PROMPT — Below are records; work out how many of their lines contain "налоговый" and give only that number.

** start RECORD EXTRACTS **

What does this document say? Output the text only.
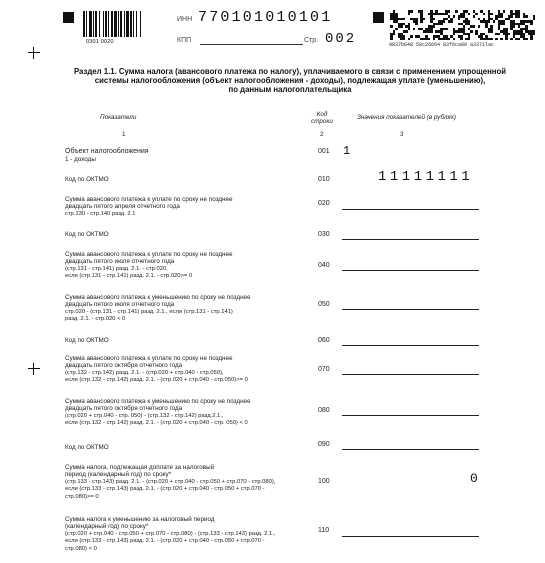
0301 0020
ИНН 770101010101
КПП	Стр. 002	9837b648 50c26664 83f6ca80 a3371lac
Раздел 1.1. Сумма налога (авансового платежа по налогу), уплачиваемого в связи с применением упрощенной
системы налогообложения (объект налогообложения - доходы), подлежащая уплате (уменьшению),
по данным налогоплательщика
Показатели	Код строки
Значения показателей (в рублях)
1	2	3
Объект налогообложения
1 - доходы
001 1
Код по ОКТМО	010	11111111
Сумма авансового платежа к уплате по сроку не позднее
двадцать пятого апреля отчетного года
стр.130 - стр.140 разд. 2.1
020
Код по ОКТМО	030
Сумма авансового платежа к уплате по сроку не позднее
двадцать пятого июля отчетного года
(стр.131 - стр.141) разд. 2.1. - стр.020,
если (стр.131 - стр.141) разд. 2.1. - стр.020>= 0
040
Сумма авансового платежа к уменьшению по сроку не позднее
двадцать пятого июля отчетного года
стр.020 - (стр.131 - стр.141) разд. 2.1., если (стр.131 - стр.141)
разд. 2.1. - стр.020 < 0
050
Код по ОКТМО	060
Сумма авансового платежа к уплате по сроку не позднее
двадцать пятого октября отчетного года
(стр.132 - стр.142) разд. 2.1. - (стр.020 + стр.040 - стр.050),
если (стр.132 - стр.142) разд. 2.1. - (стр.020 + стр.040 - стр.050)>= 0
070
Сумма авансового платежа к уменьшению по сроку не позднее
двадцать пятого октября отчетного года
(стр.020 + стр.040 - стр. 050) - (стр.132 - стр.142) разд.2.1.,
если (стр.132 - стр.142) разд. 2.1. - (стр.020 + стр.040 - стр. 050) < 0
080
Код по ОКТМО	090
Сумма налога, подлежащая доплате за налоговый
период (календарный год) по сроку*
(стр.133 - стр.143) разд. 2.1. - (стр.020 + стр.040 - стр.050 + стр.070 - стр.080),
если (стр.133 - стр.143) разд. 2.1. - (стр.020 + стр.040 - стр.050 + стр.070 -
стр.080)>= 0
100	0
Сумма налога к уменьшению за налоговый период
(календарный год) по сроку*
(стр.020 + стр.040 - стр.050 + стр.070 - стр.080) - (стр.133 - стр.143) разд. 2.1.,
если (стр.133 - стр.143) разд. 2.1. - (стр.020 + стр.040 - стр.050 + стр.070 -
стр.080) < 0
110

** end RECORD EXTRACTS **

OUTPUT BELOW — 2